Data entries for graphics:
━━━━━━━━━━━━━━━━━━━━
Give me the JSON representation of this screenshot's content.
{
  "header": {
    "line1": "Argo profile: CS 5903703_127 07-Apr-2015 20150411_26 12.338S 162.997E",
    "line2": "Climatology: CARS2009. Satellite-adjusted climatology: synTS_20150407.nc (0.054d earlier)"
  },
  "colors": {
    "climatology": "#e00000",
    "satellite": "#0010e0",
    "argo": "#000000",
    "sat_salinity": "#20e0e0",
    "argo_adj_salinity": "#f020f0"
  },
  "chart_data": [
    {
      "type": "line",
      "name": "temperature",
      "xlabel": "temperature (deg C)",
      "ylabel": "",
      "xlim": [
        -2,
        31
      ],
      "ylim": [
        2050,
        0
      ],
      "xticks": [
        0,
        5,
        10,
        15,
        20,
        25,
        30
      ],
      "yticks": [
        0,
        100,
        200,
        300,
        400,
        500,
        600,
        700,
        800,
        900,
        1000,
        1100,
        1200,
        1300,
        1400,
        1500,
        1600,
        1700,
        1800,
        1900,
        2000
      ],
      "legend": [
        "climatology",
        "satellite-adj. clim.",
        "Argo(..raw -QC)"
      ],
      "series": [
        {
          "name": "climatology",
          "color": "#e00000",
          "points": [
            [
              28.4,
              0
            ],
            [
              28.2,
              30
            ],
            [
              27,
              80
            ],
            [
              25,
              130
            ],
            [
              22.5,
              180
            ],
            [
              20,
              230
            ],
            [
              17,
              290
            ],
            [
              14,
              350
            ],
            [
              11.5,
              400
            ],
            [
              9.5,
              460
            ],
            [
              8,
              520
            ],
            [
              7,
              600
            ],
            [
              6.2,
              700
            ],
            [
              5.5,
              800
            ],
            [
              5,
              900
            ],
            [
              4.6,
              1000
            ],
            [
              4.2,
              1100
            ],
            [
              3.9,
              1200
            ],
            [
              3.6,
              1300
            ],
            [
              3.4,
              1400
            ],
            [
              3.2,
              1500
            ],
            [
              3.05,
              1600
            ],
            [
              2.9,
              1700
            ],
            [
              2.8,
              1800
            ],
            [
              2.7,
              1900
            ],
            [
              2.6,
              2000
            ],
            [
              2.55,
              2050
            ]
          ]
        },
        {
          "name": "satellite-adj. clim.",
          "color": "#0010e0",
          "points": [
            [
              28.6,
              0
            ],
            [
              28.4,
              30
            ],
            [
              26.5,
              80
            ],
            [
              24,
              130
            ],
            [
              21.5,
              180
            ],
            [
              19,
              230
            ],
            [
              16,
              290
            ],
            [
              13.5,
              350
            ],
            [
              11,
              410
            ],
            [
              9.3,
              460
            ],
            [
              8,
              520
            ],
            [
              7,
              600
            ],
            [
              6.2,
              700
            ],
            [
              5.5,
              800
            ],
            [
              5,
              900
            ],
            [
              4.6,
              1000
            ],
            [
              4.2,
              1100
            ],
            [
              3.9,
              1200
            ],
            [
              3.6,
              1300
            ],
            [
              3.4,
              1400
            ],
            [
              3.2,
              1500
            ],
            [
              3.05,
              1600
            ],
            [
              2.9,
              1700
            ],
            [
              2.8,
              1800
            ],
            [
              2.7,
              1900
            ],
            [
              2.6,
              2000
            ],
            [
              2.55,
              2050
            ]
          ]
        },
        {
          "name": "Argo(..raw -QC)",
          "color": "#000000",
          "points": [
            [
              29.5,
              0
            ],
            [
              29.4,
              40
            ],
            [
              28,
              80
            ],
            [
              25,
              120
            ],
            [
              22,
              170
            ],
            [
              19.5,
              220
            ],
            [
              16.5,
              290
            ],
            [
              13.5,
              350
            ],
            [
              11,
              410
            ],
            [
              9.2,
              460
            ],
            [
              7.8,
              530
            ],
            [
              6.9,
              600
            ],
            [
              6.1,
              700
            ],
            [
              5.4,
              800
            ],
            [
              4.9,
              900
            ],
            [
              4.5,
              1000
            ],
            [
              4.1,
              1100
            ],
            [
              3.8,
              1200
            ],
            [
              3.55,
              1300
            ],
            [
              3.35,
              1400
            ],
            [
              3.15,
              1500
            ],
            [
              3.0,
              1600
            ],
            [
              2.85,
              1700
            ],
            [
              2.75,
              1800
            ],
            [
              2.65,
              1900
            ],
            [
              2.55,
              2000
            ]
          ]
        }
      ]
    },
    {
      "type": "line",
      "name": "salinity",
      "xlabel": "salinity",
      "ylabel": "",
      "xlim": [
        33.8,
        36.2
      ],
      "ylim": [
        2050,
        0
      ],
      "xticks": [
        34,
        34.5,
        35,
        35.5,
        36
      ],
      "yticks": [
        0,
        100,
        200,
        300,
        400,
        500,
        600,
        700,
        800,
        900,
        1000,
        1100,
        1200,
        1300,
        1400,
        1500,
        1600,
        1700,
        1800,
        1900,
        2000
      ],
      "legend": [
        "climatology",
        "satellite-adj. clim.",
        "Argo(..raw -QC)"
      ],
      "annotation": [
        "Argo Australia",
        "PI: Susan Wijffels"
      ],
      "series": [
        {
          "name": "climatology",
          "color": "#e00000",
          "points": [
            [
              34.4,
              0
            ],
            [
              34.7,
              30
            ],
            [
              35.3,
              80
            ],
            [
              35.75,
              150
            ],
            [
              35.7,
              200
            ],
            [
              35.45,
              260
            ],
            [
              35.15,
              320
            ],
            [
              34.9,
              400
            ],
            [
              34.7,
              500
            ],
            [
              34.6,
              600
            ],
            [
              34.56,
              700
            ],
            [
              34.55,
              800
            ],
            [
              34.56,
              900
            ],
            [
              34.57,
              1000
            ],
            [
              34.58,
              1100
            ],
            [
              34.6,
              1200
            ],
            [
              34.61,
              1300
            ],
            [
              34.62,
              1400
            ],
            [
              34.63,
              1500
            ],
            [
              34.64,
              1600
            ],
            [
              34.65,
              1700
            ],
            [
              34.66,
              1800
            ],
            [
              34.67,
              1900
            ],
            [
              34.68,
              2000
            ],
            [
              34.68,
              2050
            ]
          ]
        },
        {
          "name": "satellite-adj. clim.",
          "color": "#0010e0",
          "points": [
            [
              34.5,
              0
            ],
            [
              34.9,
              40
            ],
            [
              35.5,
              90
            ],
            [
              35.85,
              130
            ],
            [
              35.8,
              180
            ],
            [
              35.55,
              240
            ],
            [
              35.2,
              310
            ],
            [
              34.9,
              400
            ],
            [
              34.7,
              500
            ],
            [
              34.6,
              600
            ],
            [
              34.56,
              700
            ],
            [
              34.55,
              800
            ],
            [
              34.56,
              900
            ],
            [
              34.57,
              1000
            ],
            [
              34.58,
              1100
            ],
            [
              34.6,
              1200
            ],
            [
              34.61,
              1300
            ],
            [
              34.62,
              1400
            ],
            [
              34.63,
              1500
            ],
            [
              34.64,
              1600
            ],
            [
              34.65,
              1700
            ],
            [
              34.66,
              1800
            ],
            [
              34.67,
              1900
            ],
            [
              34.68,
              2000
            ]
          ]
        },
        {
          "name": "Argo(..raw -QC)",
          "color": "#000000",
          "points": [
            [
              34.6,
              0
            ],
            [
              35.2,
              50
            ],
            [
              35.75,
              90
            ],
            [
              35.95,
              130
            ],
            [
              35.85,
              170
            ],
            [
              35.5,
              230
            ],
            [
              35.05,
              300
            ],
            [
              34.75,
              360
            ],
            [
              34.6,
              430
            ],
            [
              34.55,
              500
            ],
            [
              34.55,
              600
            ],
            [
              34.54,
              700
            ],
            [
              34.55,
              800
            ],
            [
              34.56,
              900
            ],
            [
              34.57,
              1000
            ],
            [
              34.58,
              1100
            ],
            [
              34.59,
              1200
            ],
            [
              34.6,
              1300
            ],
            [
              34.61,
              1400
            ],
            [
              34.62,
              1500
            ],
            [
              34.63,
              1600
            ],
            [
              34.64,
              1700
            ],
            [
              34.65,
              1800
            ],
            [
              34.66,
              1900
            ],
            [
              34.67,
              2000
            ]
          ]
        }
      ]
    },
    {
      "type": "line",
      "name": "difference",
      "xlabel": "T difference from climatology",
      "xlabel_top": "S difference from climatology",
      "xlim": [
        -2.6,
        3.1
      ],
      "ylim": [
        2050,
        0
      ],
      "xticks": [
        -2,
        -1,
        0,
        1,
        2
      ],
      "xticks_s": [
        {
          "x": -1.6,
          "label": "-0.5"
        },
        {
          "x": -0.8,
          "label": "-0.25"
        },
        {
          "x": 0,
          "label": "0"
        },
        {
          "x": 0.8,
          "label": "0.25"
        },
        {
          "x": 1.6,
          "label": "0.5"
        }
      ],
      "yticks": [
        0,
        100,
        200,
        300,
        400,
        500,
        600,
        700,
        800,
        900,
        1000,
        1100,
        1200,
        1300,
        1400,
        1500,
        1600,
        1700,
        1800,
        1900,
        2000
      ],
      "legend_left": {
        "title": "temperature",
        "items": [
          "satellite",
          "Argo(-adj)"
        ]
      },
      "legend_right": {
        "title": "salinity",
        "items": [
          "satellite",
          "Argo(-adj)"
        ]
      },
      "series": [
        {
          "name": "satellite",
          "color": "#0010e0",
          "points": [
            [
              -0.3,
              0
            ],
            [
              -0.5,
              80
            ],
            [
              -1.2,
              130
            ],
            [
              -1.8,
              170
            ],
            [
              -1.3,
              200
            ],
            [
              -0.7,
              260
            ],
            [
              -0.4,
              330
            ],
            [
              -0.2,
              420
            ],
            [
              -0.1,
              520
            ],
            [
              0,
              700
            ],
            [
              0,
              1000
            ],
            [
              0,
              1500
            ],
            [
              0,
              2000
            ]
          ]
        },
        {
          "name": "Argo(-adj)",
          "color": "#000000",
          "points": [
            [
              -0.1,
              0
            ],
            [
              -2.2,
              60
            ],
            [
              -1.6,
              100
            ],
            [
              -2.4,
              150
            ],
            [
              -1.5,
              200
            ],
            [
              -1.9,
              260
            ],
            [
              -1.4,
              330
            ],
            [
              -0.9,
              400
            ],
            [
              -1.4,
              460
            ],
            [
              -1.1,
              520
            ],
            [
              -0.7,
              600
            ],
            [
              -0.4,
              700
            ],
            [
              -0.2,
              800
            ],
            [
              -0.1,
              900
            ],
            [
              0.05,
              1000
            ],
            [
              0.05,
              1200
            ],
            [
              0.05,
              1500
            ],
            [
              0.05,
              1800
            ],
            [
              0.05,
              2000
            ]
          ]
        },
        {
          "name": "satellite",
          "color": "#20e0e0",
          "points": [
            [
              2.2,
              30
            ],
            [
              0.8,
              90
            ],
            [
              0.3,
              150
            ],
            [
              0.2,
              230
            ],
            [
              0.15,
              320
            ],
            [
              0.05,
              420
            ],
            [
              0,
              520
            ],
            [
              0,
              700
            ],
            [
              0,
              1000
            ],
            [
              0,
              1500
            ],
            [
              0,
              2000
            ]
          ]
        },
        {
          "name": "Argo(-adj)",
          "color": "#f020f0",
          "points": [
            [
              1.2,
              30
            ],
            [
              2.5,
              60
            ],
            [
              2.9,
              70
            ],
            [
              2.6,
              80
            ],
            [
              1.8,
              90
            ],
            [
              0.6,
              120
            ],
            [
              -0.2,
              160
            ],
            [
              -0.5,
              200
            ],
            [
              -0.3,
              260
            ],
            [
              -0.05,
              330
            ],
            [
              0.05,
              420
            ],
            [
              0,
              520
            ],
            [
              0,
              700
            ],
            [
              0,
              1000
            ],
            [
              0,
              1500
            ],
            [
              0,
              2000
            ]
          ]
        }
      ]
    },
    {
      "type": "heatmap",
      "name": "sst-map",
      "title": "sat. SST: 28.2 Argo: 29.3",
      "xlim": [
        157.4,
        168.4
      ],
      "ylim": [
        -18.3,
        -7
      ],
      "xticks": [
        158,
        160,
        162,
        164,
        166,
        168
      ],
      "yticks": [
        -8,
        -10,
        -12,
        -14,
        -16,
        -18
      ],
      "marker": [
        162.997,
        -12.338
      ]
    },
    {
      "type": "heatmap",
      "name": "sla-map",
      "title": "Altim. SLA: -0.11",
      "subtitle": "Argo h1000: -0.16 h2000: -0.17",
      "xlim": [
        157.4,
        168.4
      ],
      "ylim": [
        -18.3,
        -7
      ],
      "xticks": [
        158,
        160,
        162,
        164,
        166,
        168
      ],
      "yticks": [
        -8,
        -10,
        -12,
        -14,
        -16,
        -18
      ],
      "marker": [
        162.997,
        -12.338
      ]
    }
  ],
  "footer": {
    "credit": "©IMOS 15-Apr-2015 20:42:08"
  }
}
━━━━━━━━━━━━━━━━━━━━
[WHAT THIS TASK INVOLVES]
Check every line of the material for the string "temperature" and give the number of lines that have it, without anything else.

[FULL SOLUTION]
3